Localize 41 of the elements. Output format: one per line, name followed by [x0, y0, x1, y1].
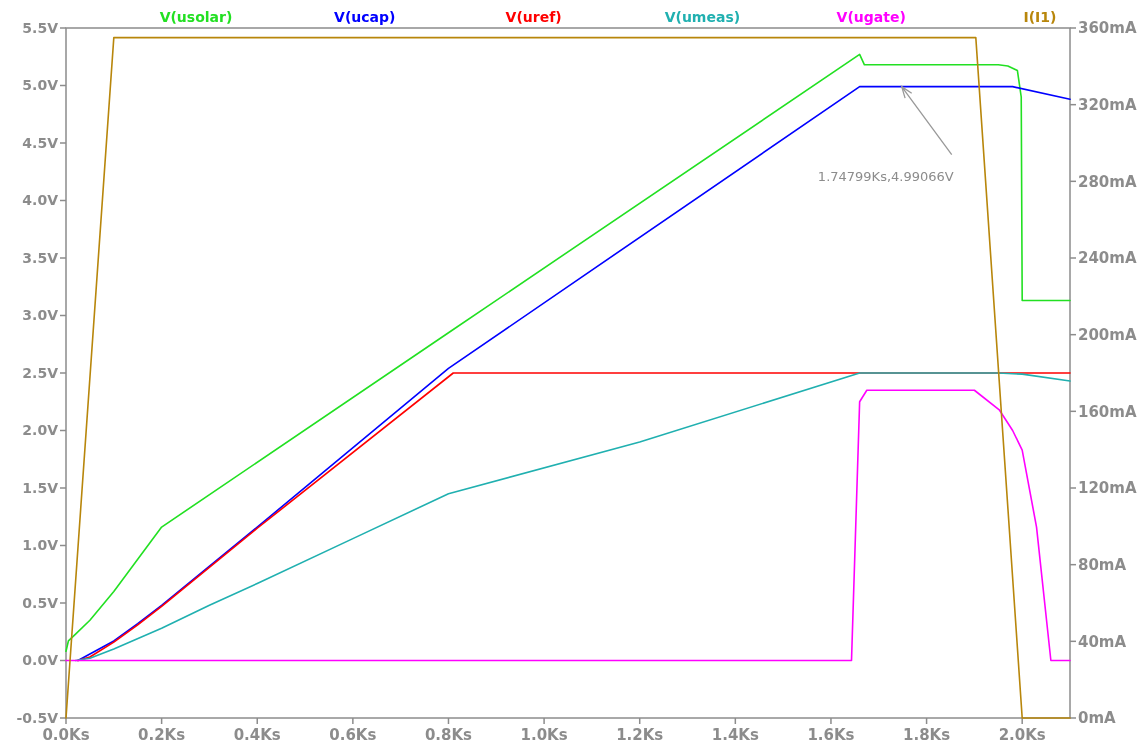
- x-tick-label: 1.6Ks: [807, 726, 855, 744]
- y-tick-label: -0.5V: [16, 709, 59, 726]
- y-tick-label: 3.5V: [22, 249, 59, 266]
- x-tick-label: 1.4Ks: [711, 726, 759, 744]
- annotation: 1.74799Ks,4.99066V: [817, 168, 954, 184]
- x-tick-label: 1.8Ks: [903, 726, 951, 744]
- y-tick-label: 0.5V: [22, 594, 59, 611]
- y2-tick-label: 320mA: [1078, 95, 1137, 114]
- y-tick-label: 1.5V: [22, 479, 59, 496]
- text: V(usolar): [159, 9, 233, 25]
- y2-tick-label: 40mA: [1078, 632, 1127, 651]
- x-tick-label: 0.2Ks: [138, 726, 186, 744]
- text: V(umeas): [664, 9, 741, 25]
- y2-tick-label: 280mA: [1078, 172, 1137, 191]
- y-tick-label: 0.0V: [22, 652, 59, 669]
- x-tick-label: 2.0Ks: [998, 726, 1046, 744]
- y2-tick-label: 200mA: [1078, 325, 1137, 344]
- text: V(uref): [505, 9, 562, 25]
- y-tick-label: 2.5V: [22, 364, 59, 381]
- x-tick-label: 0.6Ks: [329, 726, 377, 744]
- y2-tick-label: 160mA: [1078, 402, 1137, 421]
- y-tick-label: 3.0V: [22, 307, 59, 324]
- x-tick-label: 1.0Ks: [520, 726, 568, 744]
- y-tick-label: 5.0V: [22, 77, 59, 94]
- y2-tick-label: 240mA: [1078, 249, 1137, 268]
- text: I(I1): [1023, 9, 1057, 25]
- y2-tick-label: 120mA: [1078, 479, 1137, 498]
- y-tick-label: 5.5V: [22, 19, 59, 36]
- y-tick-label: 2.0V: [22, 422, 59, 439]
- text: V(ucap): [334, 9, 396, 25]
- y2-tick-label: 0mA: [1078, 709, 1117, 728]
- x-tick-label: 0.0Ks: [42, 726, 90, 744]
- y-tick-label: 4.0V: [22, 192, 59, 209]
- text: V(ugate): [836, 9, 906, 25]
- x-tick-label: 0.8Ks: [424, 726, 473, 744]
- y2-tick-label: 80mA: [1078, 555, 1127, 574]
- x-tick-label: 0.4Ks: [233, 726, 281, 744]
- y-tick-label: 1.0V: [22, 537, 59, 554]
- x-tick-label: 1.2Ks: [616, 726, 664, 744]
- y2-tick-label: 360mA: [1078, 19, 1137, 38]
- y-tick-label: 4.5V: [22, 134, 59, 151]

◇ ◇ ◇ ◇ ◇ ◇ ◇

→ WORK TO COMPLETE
Reproduce all of the lines above verbatim, omitting the picture.

→ RESPONSE
Localize 41 of the elements. Output format: one per line, name followed by [x0, y0, x1, y1].
- x-tick-label: 1.6Ks: [807, 726, 855, 744]
- y-tick-label: -0.5V: [16, 709, 59, 726]
- y-tick-label: 3.5V: [22, 249, 59, 266]
- x-tick-label: 1.4Ks: [711, 726, 759, 744]
- annotation: 1.74799Ks,4.99066V: [817, 168, 954, 184]
- x-tick-label: 1.8Ks: [903, 726, 951, 744]
- y-tick-label: 0.5V: [22, 594, 59, 611]
- y2-tick-label: 320mA: [1078, 95, 1137, 114]
- y-tick-label: 1.5V: [22, 479, 59, 496]
- text: V(usolar): [159, 9, 233, 25]
- y2-tick-label: 40mA: [1078, 632, 1127, 651]
- x-tick-label: 0.2Ks: [138, 726, 186, 744]
- text: V(umeas): [664, 9, 741, 25]
- y2-tick-label: 280mA: [1078, 172, 1137, 191]
- y-tick-label: 0.0V: [22, 652, 59, 669]
- x-tick-label: 2.0Ks: [998, 726, 1046, 744]
- y2-tick-label: 200mA: [1078, 325, 1137, 344]
- text: V(uref): [505, 9, 562, 25]
- y-tick-label: 2.5V: [22, 364, 59, 381]
- x-tick-label: 0.6Ks: [329, 726, 377, 744]
- y2-tick-label: 160mA: [1078, 402, 1137, 421]
- y-tick-label: 3.0V: [22, 307, 59, 324]
- x-tick-label: 1.0Ks: [520, 726, 568, 744]
- y-tick-label: 5.0V: [22, 77, 59, 94]
- y2-tick-label: 240mA: [1078, 249, 1137, 268]
- text: I(I1): [1023, 9, 1057, 25]
- y2-tick-label: 120mA: [1078, 479, 1137, 498]
- y-tick-label: 5.5V: [22, 19, 59, 36]
- y-tick-label: 2.0V: [22, 422, 59, 439]
- text: V(ucap): [334, 9, 396, 25]
- y2-tick-label: 0mA: [1078, 709, 1117, 728]
- x-tick-label: 0.0Ks: [42, 726, 90, 744]
- y-tick-label: 4.0V: [22, 192, 59, 209]
- text: V(ugate): [836, 9, 906, 25]
- x-tick-label: 0.8Ks: [424, 726, 473, 744]
- y2-tick-label: 80mA: [1078, 555, 1127, 574]
- x-tick-label: 0.4Ks: [233, 726, 281, 744]
- y-tick-label: 1.0V: [22, 537, 59, 554]
- x-tick-label: 1.2Ks: [616, 726, 664, 744]
- y2-tick-label: 360mA: [1078, 19, 1137, 38]
- y-tick-label: 4.5V: [22, 134, 59, 151]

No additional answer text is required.